SHORT EXERCISE> Scan the listing below and copy every line holding "Read".

··· RECORD EXTRACTS ···

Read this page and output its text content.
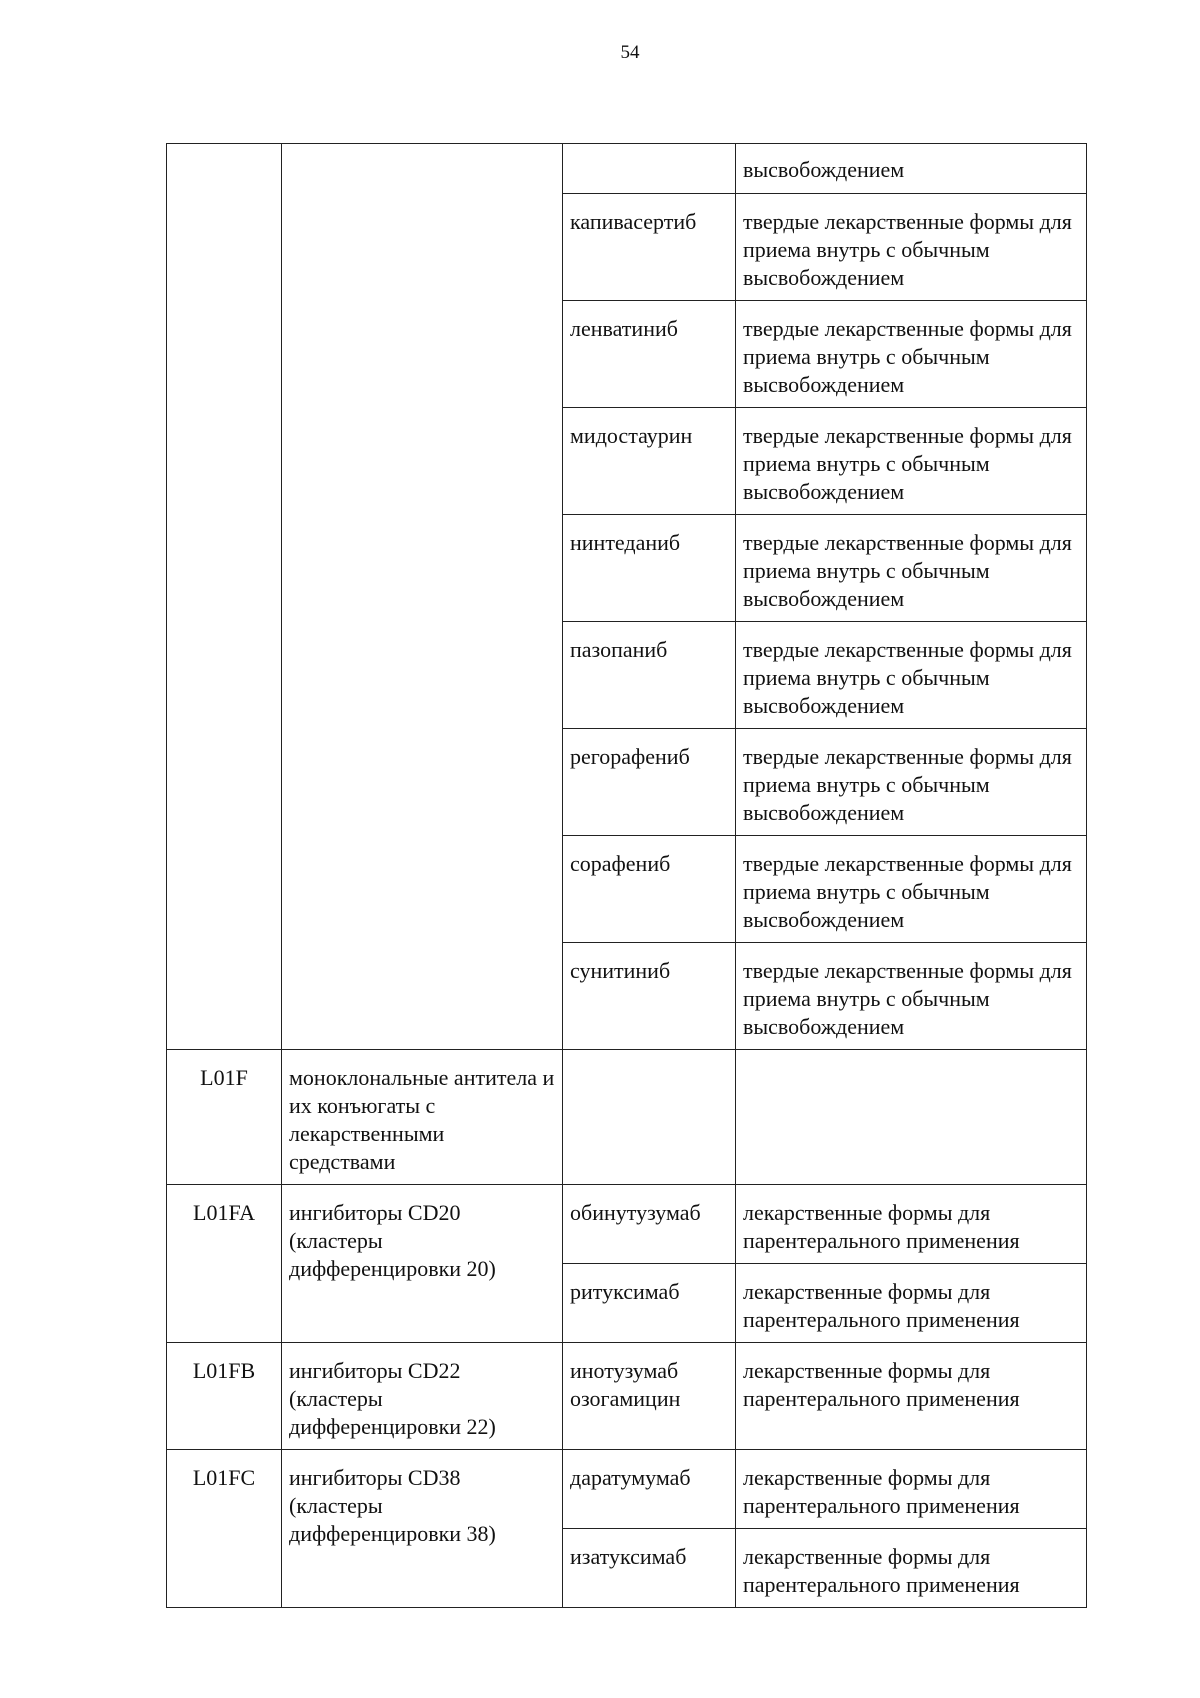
54
			высвобождением
		капивасертиб	твердые лекарственные формы для приема внутрь с обычным высвобождением
		ленватиниб	твердые лекарственные формы для приема внутрь с обычным высвобождением
		мидостаурин	твердые лекарственные формы для приема внутрь с обычным высвобождением
		нинтеданиб	твердые лекарственные формы для приема внутрь с обычным высвобождением
		пазопаниб	твердые лекарственные формы для приема внутрь с обычным высвобождением
		регорафениб	твердые лекарственные формы для приема внутрь с обычным высвобождением
		сорафениб	твердые лекарственные формы для приема внутрь с обычным высвобождением
		сунитиниб	твердые лекарственные формы для приема внутрь с обычным высвобождением
L01F	моноклональные антитела и их конъюгаты с лекарственными средствами		
L01FA	ингибиторы CD20 (кластеры дифференцировки 20)	обинутузумаб	лекарственные формы для парентерального применения
		ритуксимаб	лекарственные формы для парентерального применения
L01FB	ингибиторы CD22 (кластеры дифференцировки 22)	инотузумаб озогамицин	лекарственные формы для парентерального применения
L01FC	ингибиторы CD38 (кластеры дифференцировки 38)	даратумумаб	лекарственные формы для парентерального применения
		изатуксимаб	лекарственные формы для парентерального применения
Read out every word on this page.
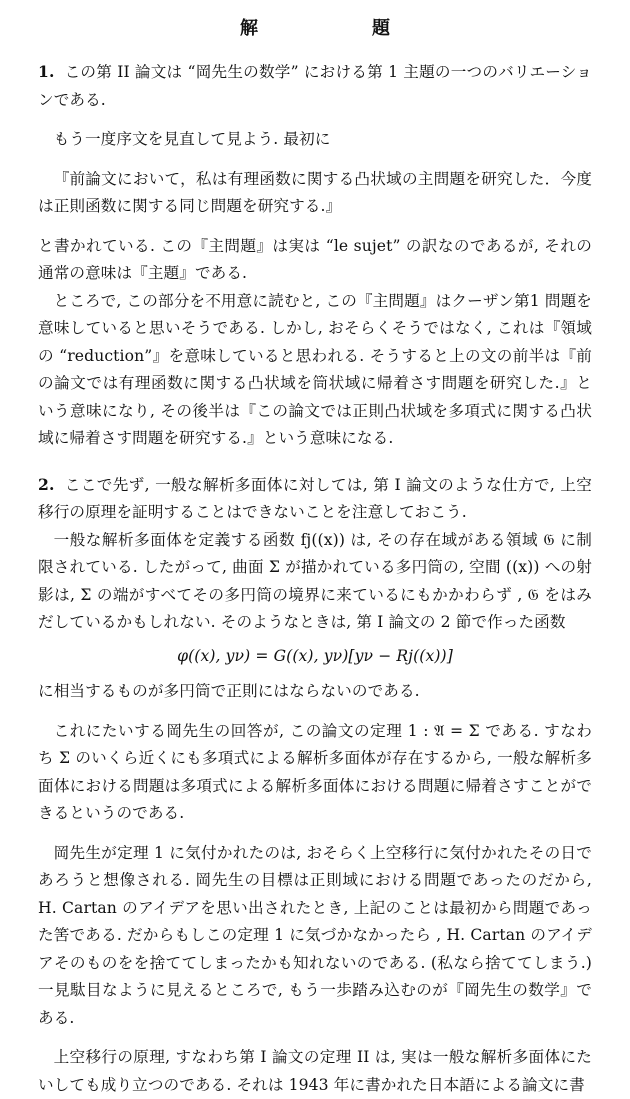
解　　題

1. この第 II 論文は “岡先生の数学” における第 1 主題の一つのバリエーションである.

もう一度序文を見直して見よう. 最初に

『前論文において，私は有理函数に関する凸状域の主問題を研究した．今度は正則函数に関する同じ問題を研究する.』

と書かれている. この『主問題』は実は “le sujet” の訳なのであるが, それの通常の意味は『主題』である.

ところで, この部分を不用意に読むと, この『主問題』はクーザン第1 問題を意味していると思いそうである. しかし, おそらくそうではなく, これは『領域の “reduction”』を意味していると思われる. そうすると上の文の前半は『前の論文では有理函数に関する凸状域を筒状域に帰着さす問題を研究した.』という意味になり, その後半は『この論文では正則凸状域を多項式に関する凸状域に帰着さす問題を研究する.』という意味になる.

2. ここで先ず, 一般な解析多面体に対しては, 第 I 論文のような仕方で, 上空移行の原理を証明することはできないことを注意しておこう.

一般な解析多面体を定義する函数 fj((x)) は, その存在域がある領域 𝔊 に制限されている. したがって, 曲面 Σ が描かれている多円筒の, 空間 ((x)) への射影は, Σ の端がすべてその多円筒の境界に来ているにもかかわらず , 𝔊 をはみだしているかもしれない. そのようなときは, 第 I 論文の 2 節で作った函数

φ((x), yν) = G((x), yν)[yν − Rj((x))]

に相当するものが多円筒で正則にはならないのである.

これにたいする岡先生の回答が, この論文の定理 1 : 𝔄 = Σ である. すなわち Σ のいくら近くにも多項式による解析多面体が存在するから, 一般な解析多面体における問題は多項式による解析多面体における問題に帰着さすことができるというのである.

岡先生が定理 1 に気付かれたのは, おそらく上空移行に気付かれたその日であろうと想像される. 岡先生の目標は正則域における問題であったのだから, H. Cartan のアイデアを思い出されたとき, 上記のことは最初から問題であった筈である. だからもしこの定理 1 に気づかなかったら , H. Cartan のアイデアそのものをを捨ててしまったかも知れないのである. (私なら捨ててしまう.) 一見駄目なように見えるところで, もう一歩踏み込むのが『岡先生の数学』である.

上空移行の原理, すなわち第 I 論文の定理 II は, 実は一般な解析多面体にたいしても成り立つのである. それは 1943 年に書かれた日本語による論文に書
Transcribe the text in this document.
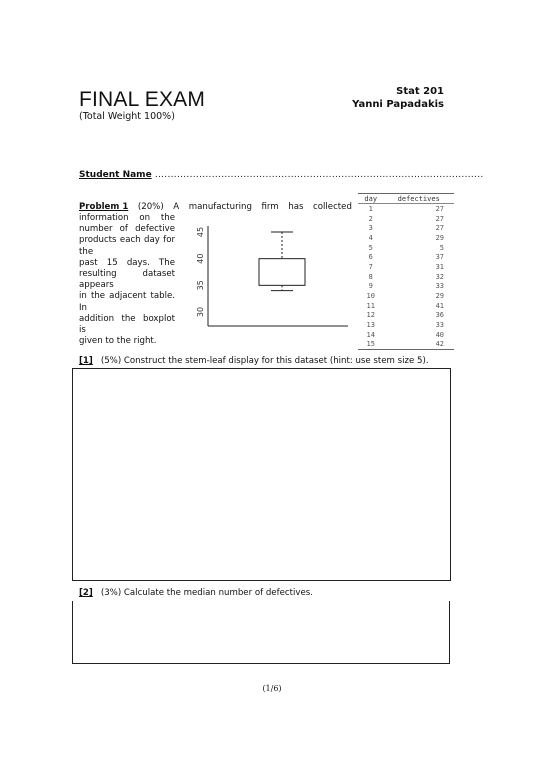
FINAL EXAM
(Total Weight 100%)
Stat 201
Yanni Papadakis
Student Name ........................................................................................................
Problem 1 (20%) A manufacturing firm has collected
information on the
number of defective
products each day for the
past 15 days. The
resulting dataset appears
in the adjacent table. In
addition the boxplot is
given to the right.
45
40
35
30
day	defectives
1	27
2	27
3	27
4	29
5	5
6	37
7	31
8	32
9	33
10	29
11	41
12	36
13	33
14	40
15	42
[1] (5%) Construct the stem-leaf display for this dataset (hint: use stem size 5).
[2] (3%) Calculate the median number of defectives.
(1/6)
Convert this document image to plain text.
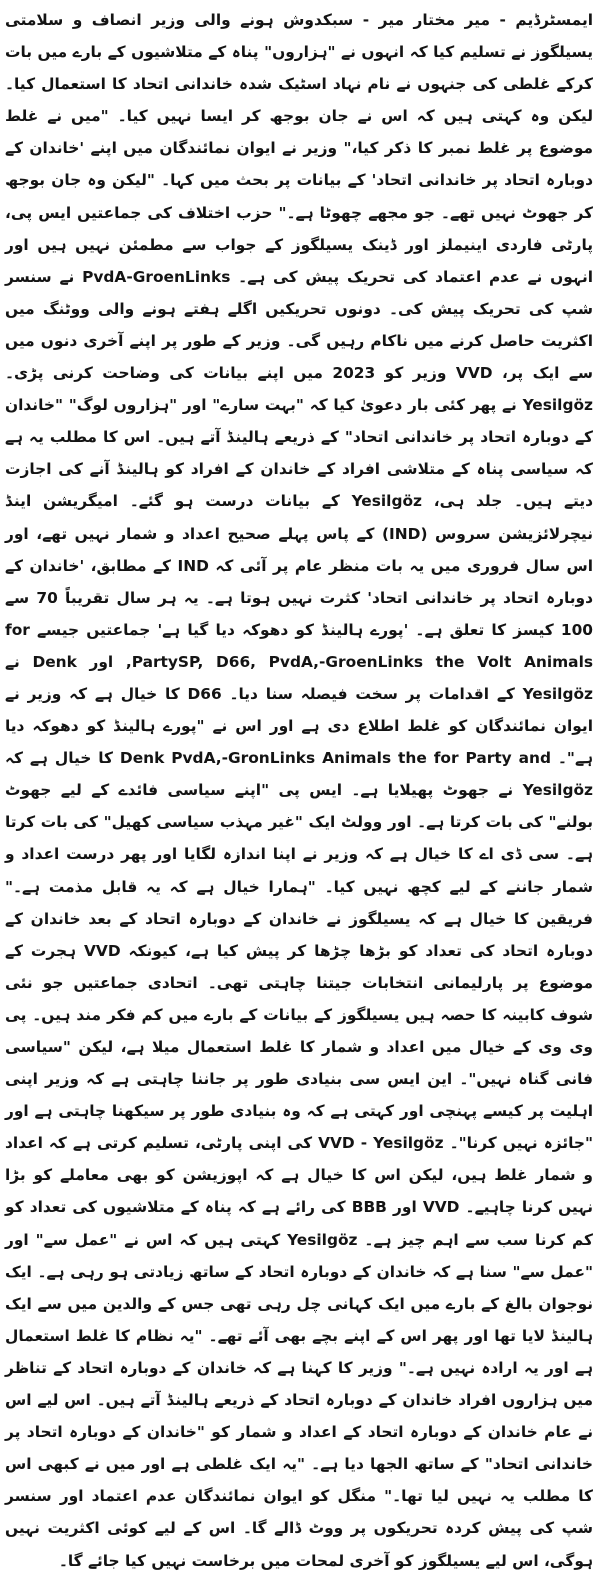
ایمسٹرڈیم - میر مختار میر - سبکدوش ہونے والی وزیر انصاف و سلامتی یسیلگوز نے تسلیم کیا کہ انہوں نے "ہزاروں" پناہ کے متلاشیوں کے بارے میں بات کرکے غلطی کی جنہوں نے نام نہاد اسٹیک شدہ خاندانی اتحاد کا استعمال کیا۔ لیکن وہ کہتی ہیں کہ اس نے جان بوجھ کر ایسا نہیں کیا۔ "میں نے غلط موضوع پر غلط نمبر کا ذکر کیا،" وزیر نے ایوان نمائندگان میں اپنے 'خاندان کے دوبارہ اتحاد پر خاندانی اتحاد' کے بیانات پر بحث میں کہا۔ "لیکن وہ جان بوجھ کر جھوٹ نہیں تھے۔ جو مجھے چھوٹا ہے۔" حزب اختلاف کی جماعتیں ایس پی، پارٹی فاردی اینیملز اور ڈینک یسیلگوز کے جواب سے مطمئن نہیں ہیں اور انہوں نے عدم اعتماد کی تحریک پیش کی ہے۔ PvdA-GroenLinks نے سنسر شپ کی تحریک پیش کی۔ دونوں تحریکیں اگلے ہفتے ہونے والی ووٹنگ میں اکثریت حاصل کرنے میں ناکام رہیں گی۔ وزیر کے طور پر اپنے آخری دنوں میں سے ایک پر، VVD وزیر کو 2023 میں اپنے بیانات کی وضاحت کرنی پڑی۔ Yesilgöz نے پھر کئی بار دعویٰ کیا کہ "بہت سارے" اور "ہزاروں لوگ" "خاندان کے دوبارہ اتحاد پر خاندانی اتحاد" کے ذریعے ہالینڈ آتے ہیں۔ اس کا مطلب یہ ہے کہ سیاسی پناہ کے متلاشی افراد کے خاندان کے افراد کو ہالینڈ آنے کی اجازت دیتے ہیں۔ جلد ہی، Yesilgöz کے بیانات درست ہو گئے۔ امیگریشن اینڈ نیچرلائزیشن سروس (IND) کے پاس پہلے صحیح اعداد و شمار نہیں تھے، اور اس سال فروری میں یہ بات منظر عام پر آئی کہ IND کے مطابق، 'خاندان کے دوبارہ اتحاد پر خاندانی اتحاد' کثرت نہیں ہوتا ہے۔ یہ ہر سال تقریباً 70 سے 100 کیسز کا تعلق ہے۔ 'پورے ہالینڈ کو دھوکہ دیا گیا ہے' جماعتیں جیسے for PartySP, D66, PvdA,-GroenLinks the Volt Animals, اور Denk نے Yesilgöz کے اقدامات پر سخت فیصلہ سنا دیا۔ D66 کا خیال ہے کہ وزیر نے ایوان نمائندگان کو غلط اطلاع دی ہے اور اس نے "پورے ہالینڈ کو دھوکہ دیا ہے"۔ Denk PvdA,-GronLinks Animals the for Party and کا خیال ہے کہ Yesilgöz نے جھوٹ پھیلایا ہے۔ ایس پی "اپنے سیاسی فائدے کے لیے جھوٹ بولنے" کی بات کرتا ہے۔ اور وولٹ ایک "غیر مہذب سیاسی کھیل" کی بات کرتا ہے۔ سی ڈی اے کا خیال ہے کہ وزیر نے اپنا اندازہ لگایا اور پھر درست اعداد و شمار جاننے کے لیے کچھ نہیں کیا۔ "ہمارا خیال ہے کہ یہ قابل مذمت ہے۔" فریقین کا خیال ہے کہ یسیلگوز نے خاندان کے دوبارہ اتحاد کے بعد خاندان کے دوبارہ اتحاد کی تعداد کو بڑھا چڑھا کر پیش کیا ہے، کیونکہ VVD ہجرت کے موضوع پر پارلیمانی انتخابات جیتنا چاہتی تھی۔ اتحادی جماعتیں جو نئی شوف کابینہ کا حصہ ہیں یسیلگوز کے بیانات کے بارے میں کم فکر مند ہیں۔ پی وی وی کے خیال میں اعداد و شمار کا غلط استعمال میلا ہے، لیکن "سیاسی فانی گناہ نہیں"۔ این ایس سی بنیادی طور پر جاننا چاہتی ہے کہ وزیر اپنی اہلیت پر کیسے پہنچی اور کہتی ہے کہ وہ بنیادی طور پر سیکھنا چاہتی ہے اور "جائزہ نہیں کرنا"۔ VVD - Yesilgöz کی اپنی پارٹی، تسلیم کرتی ہے کہ اعداد و شمار غلط ہیں، لیکن اس کا خیال ہے کہ اپوزیشن کو بھی معاملے کو بڑا نہیں کرنا چاہیے۔ VVD اور BBB کی رائے ہے کہ پناہ کے متلاشیوں کی تعداد کو کم کرنا سب سے اہم چیز ہے۔ Yesilgöz کہتی ہیں کہ اس نے "عمل سے" اور "عمل سے" سنا ہے کہ خاندان کے دوبارہ اتحاد کے ساتھ زیادتی ہو رہی ہے۔ ایک نوجوان بالغ کے بارے میں ایک کہانی چل رہی تھی جس کے والدین میں سے ایک ہالینڈ لایا تھا اور پھر اس کے اپنے بچے بھی آئے تھے۔ "یہ نظام کا غلط استعمال ہے اور یہ ارادہ نہیں ہے۔" وزیر کا کہنا ہے کہ خاندان کے دوبارہ اتحاد کے تناظر میں ہزاروں افراد خاندان کے دوبارہ اتحاد کے ذریعے ہالینڈ آتے ہیں۔ اس لیے اس نے عام خاندان کے دوبارہ اتحاد کے اعداد و شمار کو "خاندان کے دوبارہ اتحاد پر خاندانی اتحاد" کے ساتھ الجھا دیا ہے۔ "یہ ایک غلطی ہے اور میں نے کبھی اس کا مطلب یہ نہیں لیا تھا۔" منگل کو ایوان نمائندگان عدم اعتماد اور سنسر شپ کی پیش کردہ تحریکوں پر ووٹ ڈالے گا۔ اس کے لیے کوئی اکثریت نہیں ہوگی، اس لیے یسیلگوز کو آخری لمحات میں برخاست نہیں کیا جائے گا۔
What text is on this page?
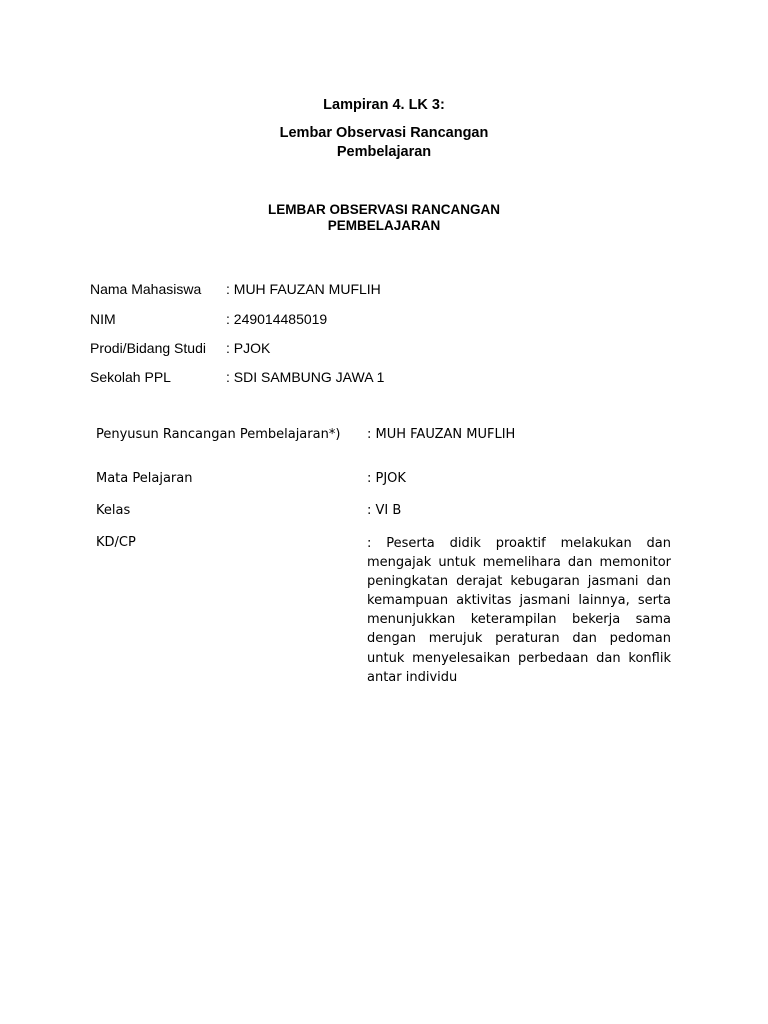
Lampiran 4. LK 3:
Lembar Observasi Rancangan
Pembelajaran
LEMBAR OBSERVASI RANCANGAN
PEMBELAJARAN
Nama Mahasiswa : MUH FAUZAN MUFLIH
NIM	: 249014485019
Prodi/Bidang Studi : PJOK
Sekolah PPL	: SDI SAMBUNG JAWA 1
Penyusun Rancangan Pembelajaran*) : MUH FAUZAN MUFLIH
Mata Pelajaran	: PJOK
Kelas	: VI B
KD/CP	: Peserta didik proaktif melakukan dan mengajak untuk memelihara dan memonitor peningkatan derajat kebugaran jasmani dan kemampuan aktivitas jasmani lainnya, serta menunjukkan keterampilan bekerja sama dengan merujuk peraturan dan pedoman untuk menyelesaikan perbedaan dan konflik antar individu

···

TASK OUTPUT>
Read this page and output its text content.
Read out every word on this page.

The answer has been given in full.